------ Data listing ------
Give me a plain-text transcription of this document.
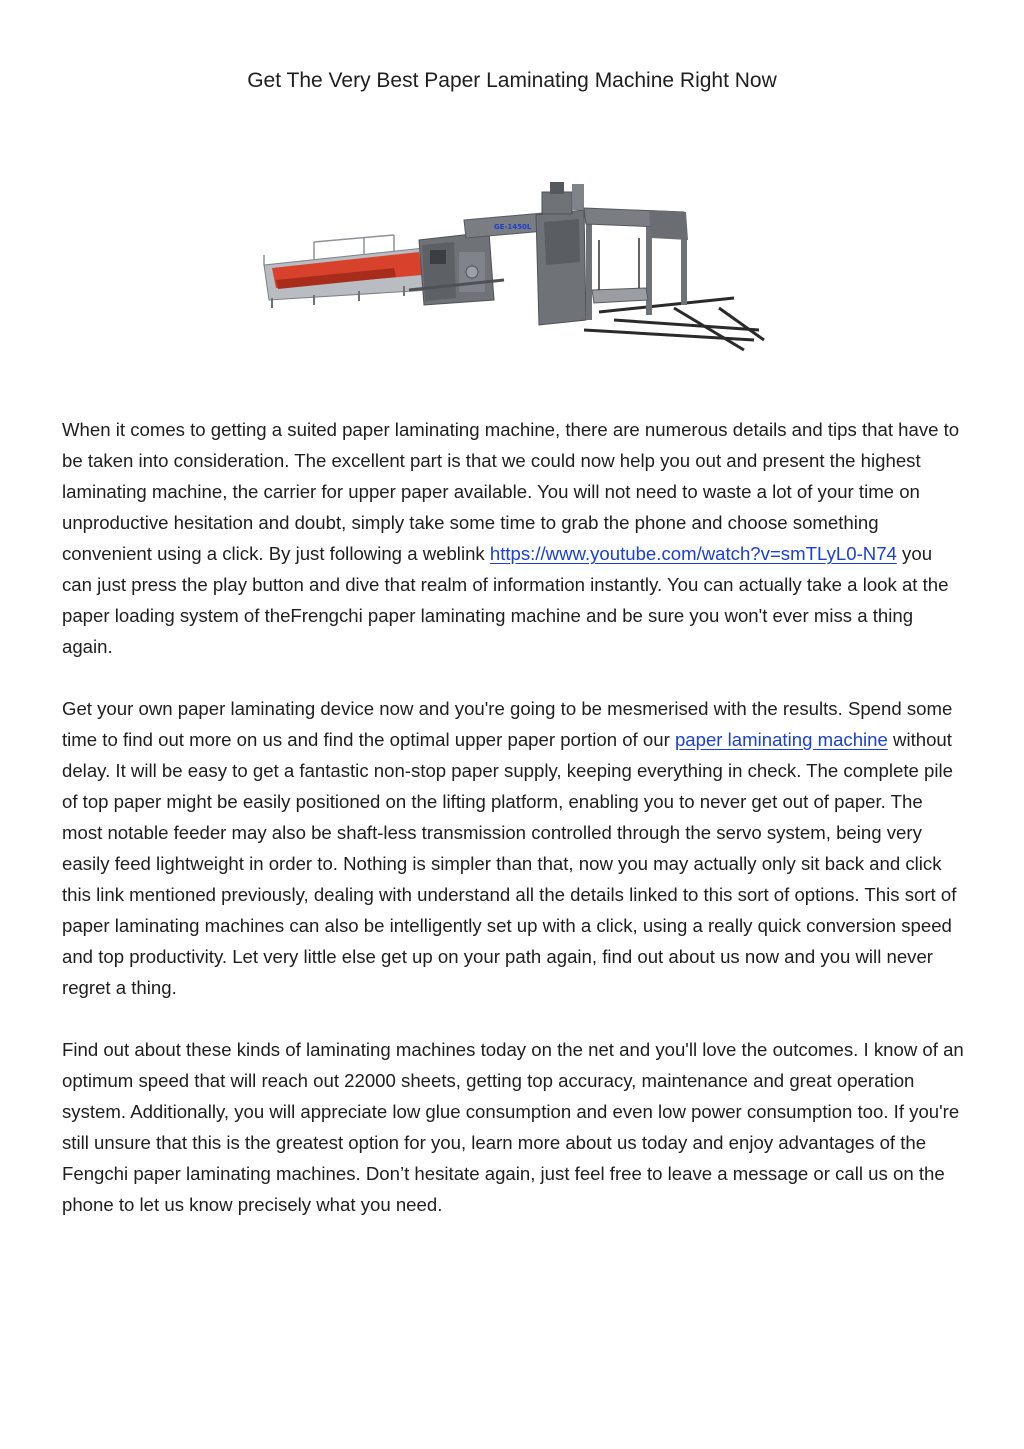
Get The Very Best Paper Laminating Machine Right Now
GE-1450L

When it comes to getting a suited paper laminating machine, there are numerous details and tips that have to be taken into consideration. The excellent part is that we could now help you out and present the highest laminating machine, the carrier for upper paper available. You will not need to waste a lot of your time on unproductive hesitation and doubt, simply take some time to grab the phone and choose something convenient using a click. By just following a weblink https://www.youtube.com/watch?v=smTLyL0-N74 you can just press the play button and dive that realm of information instantly. You can actually take a look at the paper loading system of theFrengchi paper laminating machine and be sure you won't ever miss a thing again.

Get your own paper laminating device now and you're going to be mesmerised with the results. Spend some time to find out more on us and find the optimal upper paper portion of our paper laminating machine without delay. It will be easy to get a fantastic non-stop paper supply, keeping everything in check. The complete pile of top paper might be easily positioned on the lifting platform, enabling you to never get out of paper. The most notable feeder may also be shaft-less transmission controlled through the servo system, being very easily feed lightweight in order to. Nothing is simpler than that, now you may actually only sit back and click this link mentioned previously, dealing with understand all the details linked to this sort of options. This sort of paper laminating machines can also be intelligently set up with a click, using a really quick conversion speed and top productivity. Let very little else get up on your path again, find out about us now and you will never regret a thing.

Find out about these kinds of laminating machines today on the net and you'll love the outcomes. I know of an optimum speed that will reach out 22000 sheets, getting top accuracy, maintenance and great operation system. Additionally, you will appreciate low glue consumption and even low power consumption too. If you're still unsure that this is the greatest option for you, learn more about us today and enjoy advantages of the Fengchi paper laminating machines. Don’t hesitate again, just feel free to leave a message or call us on the phone to let us know precisely what you need.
------
* **Written task**
Copy the entries exactly. Leave out the images.

* **Right answer**
Give me a plain-text transcription of this document.
Get The Very Best Paper Laminating Machine Right Now
GE-1450L

When it comes to getting a suited paper laminating machine, there are numerous details and tips that have to be taken into consideration. The excellent part is that we could now help you out and present the highest laminating machine, the carrier for upper paper available. You will not need to waste a lot of your time on unproductive hesitation and doubt, simply take some time to grab the phone and choose something convenient using a click. By just following a weblink https://www.youtube.com/watch?v=smTLyL0-N74 you can just press the play button and dive that realm of information instantly. You can actually take a look at the paper loading system of theFrengchi paper laminating machine and be sure you won't ever miss a thing again.

Get your own paper laminating device now and you're going to be mesmerised with the results. Spend some time to find out more on us and find the optimal upper paper portion of our paper laminating machine without delay. It will be easy to get a fantastic non-stop paper supply, keeping everything in check. The complete pile of top paper might be easily positioned on the lifting platform, enabling you to never get out of paper. The most notable feeder may also be shaft-less transmission controlled through the servo system, being very easily feed lightweight in order to. Nothing is simpler than that, now you may actually only sit back and click this link mentioned previously, dealing with understand all the details linked to this sort of options. This sort of paper laminating machines can also be intelligently set up with a click, using a really quick conversion speed and top productivity. Let very little else get up on your path again, find out about us now and you will never regret a thing.

Find out about these kinds of laminating machines today on the net and you'll love the outcomes. I know of an optimum speed that will reach out 22000 sheets, getting top accuracy, maintenance and great operation system. Additionally, you will appreciate low glue consumption and even low power consumption too. If you're still unsure that this is the greatest option for you, learn more about us today and enjoy advantages of the Fengchi paper laminating machines. Don’t hesitate again, just feel free to leave a message or call us on the phone to let us know precisely what you need.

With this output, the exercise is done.